**Short task:**
What number of lines in the material contain the word "name"? Give that number alone.

**Working data:**
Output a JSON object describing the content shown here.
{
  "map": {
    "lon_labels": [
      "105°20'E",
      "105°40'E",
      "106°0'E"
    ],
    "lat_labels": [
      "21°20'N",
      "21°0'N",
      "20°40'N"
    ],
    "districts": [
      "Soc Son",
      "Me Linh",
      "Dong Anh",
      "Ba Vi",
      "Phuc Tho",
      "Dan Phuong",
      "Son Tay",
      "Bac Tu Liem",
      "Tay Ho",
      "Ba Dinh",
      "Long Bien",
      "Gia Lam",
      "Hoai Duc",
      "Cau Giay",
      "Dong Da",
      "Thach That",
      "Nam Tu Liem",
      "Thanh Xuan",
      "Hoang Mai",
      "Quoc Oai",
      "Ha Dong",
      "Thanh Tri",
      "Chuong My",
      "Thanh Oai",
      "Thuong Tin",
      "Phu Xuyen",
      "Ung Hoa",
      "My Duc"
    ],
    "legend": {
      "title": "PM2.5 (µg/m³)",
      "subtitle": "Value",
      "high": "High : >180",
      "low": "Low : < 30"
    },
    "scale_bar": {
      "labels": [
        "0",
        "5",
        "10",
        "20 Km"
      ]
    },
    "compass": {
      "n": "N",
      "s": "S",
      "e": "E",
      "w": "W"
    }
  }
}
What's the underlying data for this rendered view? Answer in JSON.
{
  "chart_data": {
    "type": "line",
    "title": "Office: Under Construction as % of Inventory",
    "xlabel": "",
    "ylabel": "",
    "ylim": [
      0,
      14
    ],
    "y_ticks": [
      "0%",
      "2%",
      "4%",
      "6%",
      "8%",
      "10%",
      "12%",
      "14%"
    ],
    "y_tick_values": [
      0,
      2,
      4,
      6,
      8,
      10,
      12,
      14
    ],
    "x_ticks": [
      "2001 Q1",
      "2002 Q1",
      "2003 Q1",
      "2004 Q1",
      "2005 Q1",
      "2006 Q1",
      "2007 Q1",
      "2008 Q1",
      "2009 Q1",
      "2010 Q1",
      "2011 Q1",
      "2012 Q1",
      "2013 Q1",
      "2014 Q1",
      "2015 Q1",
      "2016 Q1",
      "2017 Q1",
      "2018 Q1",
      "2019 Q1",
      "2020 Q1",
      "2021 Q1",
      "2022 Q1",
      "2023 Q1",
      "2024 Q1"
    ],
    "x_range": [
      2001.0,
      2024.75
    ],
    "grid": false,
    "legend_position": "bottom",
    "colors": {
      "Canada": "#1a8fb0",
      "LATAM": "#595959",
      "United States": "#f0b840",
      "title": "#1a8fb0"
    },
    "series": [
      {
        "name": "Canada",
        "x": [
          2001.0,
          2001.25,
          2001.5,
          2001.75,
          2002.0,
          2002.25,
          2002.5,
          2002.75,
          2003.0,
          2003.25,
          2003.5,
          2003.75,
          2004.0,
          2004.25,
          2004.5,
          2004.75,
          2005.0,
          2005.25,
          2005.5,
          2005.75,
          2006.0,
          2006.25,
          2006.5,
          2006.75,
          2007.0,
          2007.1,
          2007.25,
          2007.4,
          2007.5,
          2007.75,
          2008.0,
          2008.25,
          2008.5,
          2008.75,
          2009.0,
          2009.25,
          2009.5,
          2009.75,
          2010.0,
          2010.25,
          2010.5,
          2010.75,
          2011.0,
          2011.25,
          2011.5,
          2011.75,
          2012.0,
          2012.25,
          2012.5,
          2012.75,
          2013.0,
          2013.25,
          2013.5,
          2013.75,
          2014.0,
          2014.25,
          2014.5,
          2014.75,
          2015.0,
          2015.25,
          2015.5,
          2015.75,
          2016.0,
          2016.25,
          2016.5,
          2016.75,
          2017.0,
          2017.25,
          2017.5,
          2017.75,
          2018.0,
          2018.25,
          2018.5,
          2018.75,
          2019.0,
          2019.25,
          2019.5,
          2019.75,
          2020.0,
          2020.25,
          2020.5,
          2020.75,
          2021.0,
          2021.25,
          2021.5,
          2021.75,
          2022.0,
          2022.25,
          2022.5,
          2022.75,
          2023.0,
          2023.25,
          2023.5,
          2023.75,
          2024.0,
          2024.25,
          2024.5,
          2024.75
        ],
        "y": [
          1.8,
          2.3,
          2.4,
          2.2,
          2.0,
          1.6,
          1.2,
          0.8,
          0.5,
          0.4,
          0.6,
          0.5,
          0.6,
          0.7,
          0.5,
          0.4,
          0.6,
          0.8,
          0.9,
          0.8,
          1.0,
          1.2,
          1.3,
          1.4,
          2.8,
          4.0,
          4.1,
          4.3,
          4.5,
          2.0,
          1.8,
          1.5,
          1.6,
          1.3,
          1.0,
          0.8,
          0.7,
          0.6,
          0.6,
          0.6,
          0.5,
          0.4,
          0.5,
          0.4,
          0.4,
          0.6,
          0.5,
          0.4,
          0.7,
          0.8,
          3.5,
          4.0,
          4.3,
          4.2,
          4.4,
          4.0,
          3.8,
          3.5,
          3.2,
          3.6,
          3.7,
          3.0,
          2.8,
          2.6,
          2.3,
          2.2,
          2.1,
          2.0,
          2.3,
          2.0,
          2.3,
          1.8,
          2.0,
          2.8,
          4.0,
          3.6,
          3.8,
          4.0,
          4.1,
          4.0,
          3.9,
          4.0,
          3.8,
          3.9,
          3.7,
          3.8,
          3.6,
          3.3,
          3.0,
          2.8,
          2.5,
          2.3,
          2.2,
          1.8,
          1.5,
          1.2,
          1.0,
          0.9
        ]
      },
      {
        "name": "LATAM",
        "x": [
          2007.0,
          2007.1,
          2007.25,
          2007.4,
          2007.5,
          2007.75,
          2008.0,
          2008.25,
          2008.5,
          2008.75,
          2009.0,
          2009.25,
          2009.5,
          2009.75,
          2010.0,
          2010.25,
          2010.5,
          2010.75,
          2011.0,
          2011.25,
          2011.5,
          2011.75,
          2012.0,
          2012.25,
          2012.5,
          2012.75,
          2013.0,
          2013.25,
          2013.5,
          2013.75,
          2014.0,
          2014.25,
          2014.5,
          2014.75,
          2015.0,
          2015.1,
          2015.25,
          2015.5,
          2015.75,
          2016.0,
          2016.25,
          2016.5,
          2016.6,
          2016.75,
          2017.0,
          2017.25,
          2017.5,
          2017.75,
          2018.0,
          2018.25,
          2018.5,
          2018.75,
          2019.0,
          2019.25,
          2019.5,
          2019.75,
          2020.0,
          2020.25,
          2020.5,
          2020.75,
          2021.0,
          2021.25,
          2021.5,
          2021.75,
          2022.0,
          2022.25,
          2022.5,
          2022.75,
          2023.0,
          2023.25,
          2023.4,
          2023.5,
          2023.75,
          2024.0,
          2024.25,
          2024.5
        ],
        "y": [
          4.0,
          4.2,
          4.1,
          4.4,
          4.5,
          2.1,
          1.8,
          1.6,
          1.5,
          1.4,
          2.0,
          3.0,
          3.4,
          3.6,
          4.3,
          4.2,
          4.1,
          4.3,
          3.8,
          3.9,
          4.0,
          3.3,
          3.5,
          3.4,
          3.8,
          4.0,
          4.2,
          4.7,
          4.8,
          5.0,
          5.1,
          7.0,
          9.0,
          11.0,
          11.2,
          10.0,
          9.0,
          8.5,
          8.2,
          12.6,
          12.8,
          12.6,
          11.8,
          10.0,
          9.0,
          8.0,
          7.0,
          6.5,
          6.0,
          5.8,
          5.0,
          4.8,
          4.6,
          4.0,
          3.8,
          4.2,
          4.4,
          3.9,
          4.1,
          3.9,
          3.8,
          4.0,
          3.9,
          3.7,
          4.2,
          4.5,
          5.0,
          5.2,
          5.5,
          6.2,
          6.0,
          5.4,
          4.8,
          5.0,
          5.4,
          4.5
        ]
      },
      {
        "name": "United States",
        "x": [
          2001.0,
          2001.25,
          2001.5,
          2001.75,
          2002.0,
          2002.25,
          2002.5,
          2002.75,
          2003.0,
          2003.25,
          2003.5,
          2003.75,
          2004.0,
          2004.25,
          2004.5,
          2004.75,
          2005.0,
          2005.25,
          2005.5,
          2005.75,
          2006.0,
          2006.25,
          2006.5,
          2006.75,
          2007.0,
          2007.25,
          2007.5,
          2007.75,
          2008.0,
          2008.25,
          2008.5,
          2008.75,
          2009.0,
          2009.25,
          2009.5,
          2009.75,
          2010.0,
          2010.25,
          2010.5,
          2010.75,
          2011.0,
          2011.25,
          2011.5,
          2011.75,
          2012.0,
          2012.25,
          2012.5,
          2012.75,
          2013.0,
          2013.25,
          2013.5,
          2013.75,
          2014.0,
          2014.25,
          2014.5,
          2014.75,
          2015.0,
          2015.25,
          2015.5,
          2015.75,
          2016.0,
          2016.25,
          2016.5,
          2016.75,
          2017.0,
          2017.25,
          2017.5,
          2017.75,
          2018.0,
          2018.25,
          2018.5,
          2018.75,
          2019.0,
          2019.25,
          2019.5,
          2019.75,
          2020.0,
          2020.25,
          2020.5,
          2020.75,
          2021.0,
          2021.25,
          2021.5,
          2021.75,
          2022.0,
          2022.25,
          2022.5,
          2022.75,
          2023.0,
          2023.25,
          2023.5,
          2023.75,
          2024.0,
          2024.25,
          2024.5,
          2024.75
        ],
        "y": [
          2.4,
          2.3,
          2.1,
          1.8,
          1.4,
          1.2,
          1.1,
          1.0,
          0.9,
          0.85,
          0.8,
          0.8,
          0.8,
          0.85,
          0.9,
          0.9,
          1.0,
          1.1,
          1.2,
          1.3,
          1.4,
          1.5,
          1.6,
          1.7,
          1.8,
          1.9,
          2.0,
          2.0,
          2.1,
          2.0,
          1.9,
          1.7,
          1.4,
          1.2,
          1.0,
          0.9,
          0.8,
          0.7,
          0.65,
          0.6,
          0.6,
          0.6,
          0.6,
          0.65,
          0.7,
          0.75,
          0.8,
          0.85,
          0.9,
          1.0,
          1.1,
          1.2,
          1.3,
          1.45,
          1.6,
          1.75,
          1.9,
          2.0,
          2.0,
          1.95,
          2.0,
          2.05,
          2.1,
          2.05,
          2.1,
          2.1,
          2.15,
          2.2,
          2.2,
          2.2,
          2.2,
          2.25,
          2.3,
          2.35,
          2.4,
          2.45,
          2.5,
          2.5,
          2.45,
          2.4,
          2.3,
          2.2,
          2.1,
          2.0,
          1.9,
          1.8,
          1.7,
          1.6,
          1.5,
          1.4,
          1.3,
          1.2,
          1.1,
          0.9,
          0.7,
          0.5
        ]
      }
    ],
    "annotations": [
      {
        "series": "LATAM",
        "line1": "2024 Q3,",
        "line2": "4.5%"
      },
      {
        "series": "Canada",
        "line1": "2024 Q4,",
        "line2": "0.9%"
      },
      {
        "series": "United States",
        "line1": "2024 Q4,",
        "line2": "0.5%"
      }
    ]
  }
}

**Complete output:**
3